▶ _Polecenia do ćwiczenia_:
1. Ile lat, według fragmentu źródłowego, może mieć nastolatka, którą widzi osoba opowiadająca?
2. Proszę przepisać fragment źródłowy, zaczynając od słów „Czuję jak pod” i kończąc na słowach „dominujące uczucie ulgi.”, z zamianą „rączki” na „dłonie”.
3. Proszę streścić fragment źródłowy w dwóch zdaniach.

▶ _Fragment źródłowy_:
Czuję jak pod moimi dłońmi rozluźnia się, jak uchodzi z niej ta cała sztywność, jakby odtajała…Zaczyna swobodniej oddychać, odwraca się do mnie i wyciąga rączki. Biorę ją na ręce, przytulam, czuję jak staje się ciepła, rozluźniona. Potem, jakby wnika we mnie, a ja czuję ulgę…ogromną ulgę , ale równocześnie mam wrażenie, jakbym była pusta w środku, lekka, uwolniona, ale jakby pusta /?/ Nie widzę światła, tyko to dominujące uczucie ulgi.

Stoję jeszcze chwilę, patrzę na ojca, ja dorosła i wtedy przychodzi zrozumienie „przecież ten bełkot to jego trauma, to jego poraniony mały chłopiec..” Czuję wielkie współczucie i jednocześnie żal.

I teraz dzieje się coś dziwnego, kiedy mam zamiar się uziemić, znowu przenosi mnie w okolice gardła, znowu czuję ucisk, ale już inny, jakbym miała w nim wielki kawał węgla w kształcie „błyskawicy” o ostrych krawędziach.Jest bardzo czarny i bardzo twardy, więc wnikam w jego środek i widzę siebie jako nastolatkę. Mam może 12-13 lat, jestem w klasie z koleżankami i widzę jakąś kłótnię ,jakiś spór, ale nie wiem czego dotyczy. Mówię coś do jednej z nich, słyszę dokładnie słowa… ale nie są dla niej miłe, bardzo ją ranią.

Widzę, co jest we mnie - to ogromne poczucie winy z powodu tych słów. Wiem, że noszę ją w sobie do dzisiaj i to jest bardzo bolesne, boli najbardziej ze wszystkiego, więc podchodzę do tej nastolatki, obejmuję ją z tyłu za plecy i już czuję jak ból wpływa we mnie i jaki jest duży. Mówię do niej: „Już dobrze, jestem przy tobie, zrobiłaś tak, bo inaczej wtedy nie umiałaś, nikt cię tego nie nauczył… nie wiedziałaś…już dobrze”.

Odbieram od niej ten ból poczucia winy i teraz to mnie szarpie, całe ciało drży, ale nie jest to takie zewnętrzne telepanie, tylko wszystko w środku jakby podłączone do prądu,, zalewa mnie wielka fala gorąca, jakby ogień trawił moje trzewia. Widzę trzy błyski światła, ale są jakieś dziwne, takie gęste, mleczne …Dopiero na końcu czwarty błysk jest już nieco bardziej przejrzysty.

▶ _Blok danych_:
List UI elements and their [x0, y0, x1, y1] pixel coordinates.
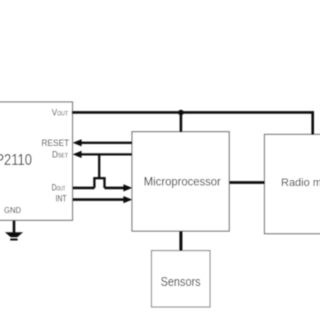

▶ _Przykładowe rozwiązania_:
1. Może 12–13 lat.

2.
Czuję jak pod moimi dłońmi rozluźnia się, jak uchodzi z niej ta cała sztywność, jakby odtajała…Zaczyna swobodniej oddychać, odwraca się do mnie i wyciąga dłonie. Biorę ją na ręce, przytulam, czuję jak staje się ciepła, rozluźniona. Potem, jakby wnika we mnie, a ja czuję ulgę…ogromną ulgę , ale równocześnie mam wrażenie, jakbym była pusta w środku, lekka, uwolniona, ale jakby pusta /?/ Nie widzę światła, tyko to dominujące uczucie ulgi.

3. Po odczuciu ogromnej ulgi osoba opowiadająca rozumie, że bełkot ojca jest jego traumą, i czuje wielkie współczucie oraz żal. Następnie przez ucisk w gardle widzi siebie jako nastolatkę, która raniącymi słowami skrzywdziła koleżankę, odbiera od niej ból poczucia winy i doznaje drżenia, fali gorąca oraz błysków światła.